-- Begin Excerpted text --

This brings up an interesting point – what do you do when a girlfriend tells you she doesn’t want you hanging around with a particular friend of yours?   She wants your friendship to stop with someone.   What do you do?  Hell – I’ve been down both sides of that road before … so I can tell you with confidence that you should preserve the friendship, but also try to appease the woman.   I say “preserve the friendship” because (as I’ve said) good friendships are a priceless gift that should never be discarded.  

I’ll rehash a story from elsewhere in this site to help drive this point home.  Remember my old girlfriend, Regina, who insisted that I not be friends with Krista?  Well I complied at the time, and lost a very dear friend in the process.   Four months later, Regina was history – and so still was my friendship with Krista gone.   The moral to the story is – your friends are your friends … and chances are likely that they will be around a lot longer than any girlfriend, so don’t make stupid choices like I did in this case.

-- End Excerpted text --
-- Begin Data lines --

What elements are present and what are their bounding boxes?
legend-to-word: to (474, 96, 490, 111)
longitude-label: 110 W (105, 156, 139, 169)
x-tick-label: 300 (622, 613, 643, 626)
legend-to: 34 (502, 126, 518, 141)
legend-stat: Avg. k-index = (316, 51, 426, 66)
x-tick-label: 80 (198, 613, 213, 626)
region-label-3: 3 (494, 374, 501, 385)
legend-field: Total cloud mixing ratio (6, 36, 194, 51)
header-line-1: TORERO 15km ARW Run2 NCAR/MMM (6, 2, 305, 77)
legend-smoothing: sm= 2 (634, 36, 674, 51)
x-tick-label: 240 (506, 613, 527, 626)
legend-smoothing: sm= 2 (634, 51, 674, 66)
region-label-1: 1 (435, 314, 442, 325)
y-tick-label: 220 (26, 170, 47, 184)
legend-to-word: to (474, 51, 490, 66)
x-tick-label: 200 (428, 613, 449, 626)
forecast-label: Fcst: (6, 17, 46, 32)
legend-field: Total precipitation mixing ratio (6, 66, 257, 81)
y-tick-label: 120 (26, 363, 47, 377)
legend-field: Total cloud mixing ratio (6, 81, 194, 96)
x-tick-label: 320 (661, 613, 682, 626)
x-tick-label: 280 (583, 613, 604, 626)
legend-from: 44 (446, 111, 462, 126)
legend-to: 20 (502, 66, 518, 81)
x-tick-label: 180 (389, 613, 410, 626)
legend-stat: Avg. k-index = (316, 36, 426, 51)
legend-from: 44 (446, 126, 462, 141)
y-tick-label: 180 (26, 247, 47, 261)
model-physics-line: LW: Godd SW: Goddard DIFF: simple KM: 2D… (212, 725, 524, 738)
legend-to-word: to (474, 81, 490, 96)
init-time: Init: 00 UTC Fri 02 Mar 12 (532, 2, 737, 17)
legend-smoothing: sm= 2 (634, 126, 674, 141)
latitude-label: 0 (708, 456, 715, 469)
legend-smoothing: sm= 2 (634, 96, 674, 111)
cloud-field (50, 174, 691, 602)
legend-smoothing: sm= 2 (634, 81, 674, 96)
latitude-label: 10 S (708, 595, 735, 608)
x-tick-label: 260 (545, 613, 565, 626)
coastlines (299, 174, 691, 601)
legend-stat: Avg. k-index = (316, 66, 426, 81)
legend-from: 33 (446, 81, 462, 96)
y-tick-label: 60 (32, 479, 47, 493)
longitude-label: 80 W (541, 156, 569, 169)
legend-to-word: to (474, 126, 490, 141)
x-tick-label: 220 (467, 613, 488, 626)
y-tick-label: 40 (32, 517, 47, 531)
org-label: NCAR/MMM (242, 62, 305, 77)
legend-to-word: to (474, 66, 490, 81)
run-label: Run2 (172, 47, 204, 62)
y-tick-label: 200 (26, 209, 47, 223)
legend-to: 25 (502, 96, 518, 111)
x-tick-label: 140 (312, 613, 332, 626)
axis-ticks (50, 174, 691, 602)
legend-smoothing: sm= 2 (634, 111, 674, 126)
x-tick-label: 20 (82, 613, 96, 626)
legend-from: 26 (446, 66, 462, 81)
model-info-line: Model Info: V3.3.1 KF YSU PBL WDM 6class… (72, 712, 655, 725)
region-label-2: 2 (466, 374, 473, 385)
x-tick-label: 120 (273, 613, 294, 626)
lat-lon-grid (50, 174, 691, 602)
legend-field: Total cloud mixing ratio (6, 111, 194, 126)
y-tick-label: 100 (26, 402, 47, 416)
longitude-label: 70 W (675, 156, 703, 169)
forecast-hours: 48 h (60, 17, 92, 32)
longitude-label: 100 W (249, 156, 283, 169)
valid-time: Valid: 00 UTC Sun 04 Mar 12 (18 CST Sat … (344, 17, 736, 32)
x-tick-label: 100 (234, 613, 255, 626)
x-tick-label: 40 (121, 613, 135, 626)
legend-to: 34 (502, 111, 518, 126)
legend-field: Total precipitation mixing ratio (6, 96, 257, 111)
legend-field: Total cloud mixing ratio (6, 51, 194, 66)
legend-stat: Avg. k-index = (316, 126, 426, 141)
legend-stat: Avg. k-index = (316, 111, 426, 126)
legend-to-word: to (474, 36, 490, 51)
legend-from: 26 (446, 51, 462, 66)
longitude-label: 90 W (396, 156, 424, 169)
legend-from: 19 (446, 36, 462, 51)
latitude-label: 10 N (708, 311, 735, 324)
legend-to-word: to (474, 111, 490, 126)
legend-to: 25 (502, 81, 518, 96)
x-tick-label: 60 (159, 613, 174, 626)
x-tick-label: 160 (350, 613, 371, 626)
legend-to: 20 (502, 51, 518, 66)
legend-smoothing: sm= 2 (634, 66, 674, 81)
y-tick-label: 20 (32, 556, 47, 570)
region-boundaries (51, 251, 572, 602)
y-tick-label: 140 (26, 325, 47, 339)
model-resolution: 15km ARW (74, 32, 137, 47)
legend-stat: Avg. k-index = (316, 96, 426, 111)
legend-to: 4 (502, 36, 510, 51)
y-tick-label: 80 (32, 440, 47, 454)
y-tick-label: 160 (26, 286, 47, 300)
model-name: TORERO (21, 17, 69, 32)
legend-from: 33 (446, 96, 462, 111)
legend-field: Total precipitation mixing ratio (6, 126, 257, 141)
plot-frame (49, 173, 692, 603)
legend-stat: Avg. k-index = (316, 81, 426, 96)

-- End Data lines --

Set problem – Reproduce the passage about girlfriends and friendships word for word, starting at "This brings up" and ending at "never be discarded.".

Output of the task –
This brings up an interesting point – what do you do when a girlfriend tells you she doesn’t want you hanging around with a particular friend of yours?   She wants your friendship to stop with someone.   What do you do?  Hell – I’ve been down both sides of that road before … so I can tell you with confidence that you should preserve the friendship, but also try to appease the woman.   I say “preserve the friendship” because (as I’ve said) good friendships are a priceless gift that should never be discarded.